#### [Data]
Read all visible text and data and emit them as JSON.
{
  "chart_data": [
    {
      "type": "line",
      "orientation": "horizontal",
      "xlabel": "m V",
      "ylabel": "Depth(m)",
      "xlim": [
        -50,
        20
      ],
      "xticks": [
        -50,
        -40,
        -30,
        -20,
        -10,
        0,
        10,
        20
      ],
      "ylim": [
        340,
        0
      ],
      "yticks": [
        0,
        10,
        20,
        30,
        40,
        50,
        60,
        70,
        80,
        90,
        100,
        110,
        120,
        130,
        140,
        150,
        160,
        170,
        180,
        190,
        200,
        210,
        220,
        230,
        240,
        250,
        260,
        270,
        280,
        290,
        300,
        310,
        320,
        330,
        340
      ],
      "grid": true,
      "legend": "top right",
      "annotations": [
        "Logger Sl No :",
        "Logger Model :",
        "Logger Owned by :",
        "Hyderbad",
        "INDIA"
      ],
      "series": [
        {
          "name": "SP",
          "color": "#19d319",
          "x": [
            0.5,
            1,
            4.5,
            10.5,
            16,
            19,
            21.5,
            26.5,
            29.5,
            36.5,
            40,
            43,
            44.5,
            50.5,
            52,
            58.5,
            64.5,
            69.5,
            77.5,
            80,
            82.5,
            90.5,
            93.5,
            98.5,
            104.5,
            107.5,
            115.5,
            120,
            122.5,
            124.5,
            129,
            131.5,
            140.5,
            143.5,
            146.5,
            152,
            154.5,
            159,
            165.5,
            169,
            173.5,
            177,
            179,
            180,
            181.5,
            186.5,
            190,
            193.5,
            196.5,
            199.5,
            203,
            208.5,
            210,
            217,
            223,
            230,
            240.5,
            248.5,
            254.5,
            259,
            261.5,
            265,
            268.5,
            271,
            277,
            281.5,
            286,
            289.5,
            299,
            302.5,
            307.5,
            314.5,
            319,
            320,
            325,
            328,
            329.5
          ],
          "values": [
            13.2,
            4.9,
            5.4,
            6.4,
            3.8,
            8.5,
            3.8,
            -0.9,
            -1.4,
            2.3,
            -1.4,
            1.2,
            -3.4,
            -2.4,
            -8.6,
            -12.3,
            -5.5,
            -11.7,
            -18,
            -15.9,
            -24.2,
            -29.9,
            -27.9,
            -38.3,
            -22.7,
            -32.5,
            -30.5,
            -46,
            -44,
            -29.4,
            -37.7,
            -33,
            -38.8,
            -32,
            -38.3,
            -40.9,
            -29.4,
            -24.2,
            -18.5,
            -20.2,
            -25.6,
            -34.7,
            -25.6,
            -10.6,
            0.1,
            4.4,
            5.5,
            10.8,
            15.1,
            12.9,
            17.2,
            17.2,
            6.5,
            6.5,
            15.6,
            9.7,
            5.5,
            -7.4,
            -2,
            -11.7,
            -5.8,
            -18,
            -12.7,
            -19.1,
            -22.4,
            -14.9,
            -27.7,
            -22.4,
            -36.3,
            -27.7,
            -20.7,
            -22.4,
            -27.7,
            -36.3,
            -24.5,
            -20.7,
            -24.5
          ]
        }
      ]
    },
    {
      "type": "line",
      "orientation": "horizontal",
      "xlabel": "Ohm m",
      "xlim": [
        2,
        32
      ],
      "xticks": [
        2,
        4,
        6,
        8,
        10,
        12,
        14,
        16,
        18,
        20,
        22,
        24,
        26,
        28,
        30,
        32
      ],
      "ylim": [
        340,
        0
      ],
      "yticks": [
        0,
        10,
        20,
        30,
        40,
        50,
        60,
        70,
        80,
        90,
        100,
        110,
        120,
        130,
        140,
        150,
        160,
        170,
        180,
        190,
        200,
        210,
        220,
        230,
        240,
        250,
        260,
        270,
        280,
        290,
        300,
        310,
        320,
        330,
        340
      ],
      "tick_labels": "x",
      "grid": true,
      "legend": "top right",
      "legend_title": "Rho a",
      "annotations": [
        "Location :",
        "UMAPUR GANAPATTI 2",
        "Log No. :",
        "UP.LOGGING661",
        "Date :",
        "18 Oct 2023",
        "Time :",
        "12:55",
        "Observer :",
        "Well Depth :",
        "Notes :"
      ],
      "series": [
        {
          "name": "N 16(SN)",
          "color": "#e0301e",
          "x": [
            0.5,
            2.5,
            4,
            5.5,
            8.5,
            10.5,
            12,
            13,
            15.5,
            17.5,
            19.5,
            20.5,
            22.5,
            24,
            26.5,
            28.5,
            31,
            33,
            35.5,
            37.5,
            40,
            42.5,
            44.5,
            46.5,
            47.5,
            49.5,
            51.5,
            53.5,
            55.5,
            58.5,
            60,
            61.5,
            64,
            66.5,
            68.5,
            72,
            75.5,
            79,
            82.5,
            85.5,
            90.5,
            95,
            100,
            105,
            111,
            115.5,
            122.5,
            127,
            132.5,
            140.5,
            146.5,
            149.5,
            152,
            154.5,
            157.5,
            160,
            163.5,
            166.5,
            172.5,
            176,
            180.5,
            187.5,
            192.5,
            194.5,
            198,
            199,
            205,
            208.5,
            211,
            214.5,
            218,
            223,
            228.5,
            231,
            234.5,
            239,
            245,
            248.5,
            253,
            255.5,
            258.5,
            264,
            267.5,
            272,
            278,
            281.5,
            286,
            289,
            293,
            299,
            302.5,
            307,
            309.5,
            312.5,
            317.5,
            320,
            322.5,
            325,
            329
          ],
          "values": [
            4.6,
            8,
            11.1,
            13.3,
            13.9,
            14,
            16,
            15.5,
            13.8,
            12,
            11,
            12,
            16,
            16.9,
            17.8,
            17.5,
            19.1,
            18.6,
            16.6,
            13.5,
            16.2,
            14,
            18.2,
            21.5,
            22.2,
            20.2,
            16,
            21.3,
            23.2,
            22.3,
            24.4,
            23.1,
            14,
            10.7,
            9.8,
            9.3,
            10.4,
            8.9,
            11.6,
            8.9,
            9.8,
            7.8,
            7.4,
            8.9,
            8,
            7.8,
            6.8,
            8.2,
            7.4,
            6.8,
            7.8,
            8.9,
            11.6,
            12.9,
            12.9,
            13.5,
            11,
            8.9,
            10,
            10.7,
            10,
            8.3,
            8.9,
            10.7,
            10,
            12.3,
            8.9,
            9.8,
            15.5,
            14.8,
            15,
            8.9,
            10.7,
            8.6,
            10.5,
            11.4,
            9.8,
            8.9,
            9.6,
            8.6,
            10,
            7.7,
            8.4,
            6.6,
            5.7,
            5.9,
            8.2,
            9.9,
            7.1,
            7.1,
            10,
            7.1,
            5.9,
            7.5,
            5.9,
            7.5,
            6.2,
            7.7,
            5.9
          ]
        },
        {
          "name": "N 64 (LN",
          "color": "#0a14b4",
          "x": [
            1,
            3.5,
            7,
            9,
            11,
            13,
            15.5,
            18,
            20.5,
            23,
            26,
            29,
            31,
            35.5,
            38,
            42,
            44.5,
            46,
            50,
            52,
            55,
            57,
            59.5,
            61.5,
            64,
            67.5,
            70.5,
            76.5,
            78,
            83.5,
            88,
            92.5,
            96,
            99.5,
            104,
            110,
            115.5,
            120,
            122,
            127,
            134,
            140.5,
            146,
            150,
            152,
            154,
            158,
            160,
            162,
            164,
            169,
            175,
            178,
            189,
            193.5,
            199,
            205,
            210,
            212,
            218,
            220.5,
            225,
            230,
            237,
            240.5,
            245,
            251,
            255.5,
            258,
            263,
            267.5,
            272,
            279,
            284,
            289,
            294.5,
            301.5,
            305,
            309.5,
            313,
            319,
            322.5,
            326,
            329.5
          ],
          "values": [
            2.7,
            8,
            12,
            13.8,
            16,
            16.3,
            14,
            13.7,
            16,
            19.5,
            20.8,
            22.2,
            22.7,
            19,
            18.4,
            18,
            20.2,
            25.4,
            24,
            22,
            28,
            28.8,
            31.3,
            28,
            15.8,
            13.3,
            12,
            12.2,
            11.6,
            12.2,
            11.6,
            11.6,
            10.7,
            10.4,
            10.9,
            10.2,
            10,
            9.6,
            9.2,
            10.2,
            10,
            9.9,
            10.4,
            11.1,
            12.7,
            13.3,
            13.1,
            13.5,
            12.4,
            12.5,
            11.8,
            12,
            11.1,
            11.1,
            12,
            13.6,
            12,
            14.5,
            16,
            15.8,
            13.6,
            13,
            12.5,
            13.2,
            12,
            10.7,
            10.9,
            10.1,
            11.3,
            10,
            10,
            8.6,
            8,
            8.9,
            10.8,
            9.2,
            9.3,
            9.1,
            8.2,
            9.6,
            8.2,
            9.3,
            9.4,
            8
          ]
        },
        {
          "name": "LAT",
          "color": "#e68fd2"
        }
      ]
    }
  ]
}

#### [Direction]
Across the preceding material, how many lines contain the word "color"? State the number alone.

#### [Solution to the problem]
4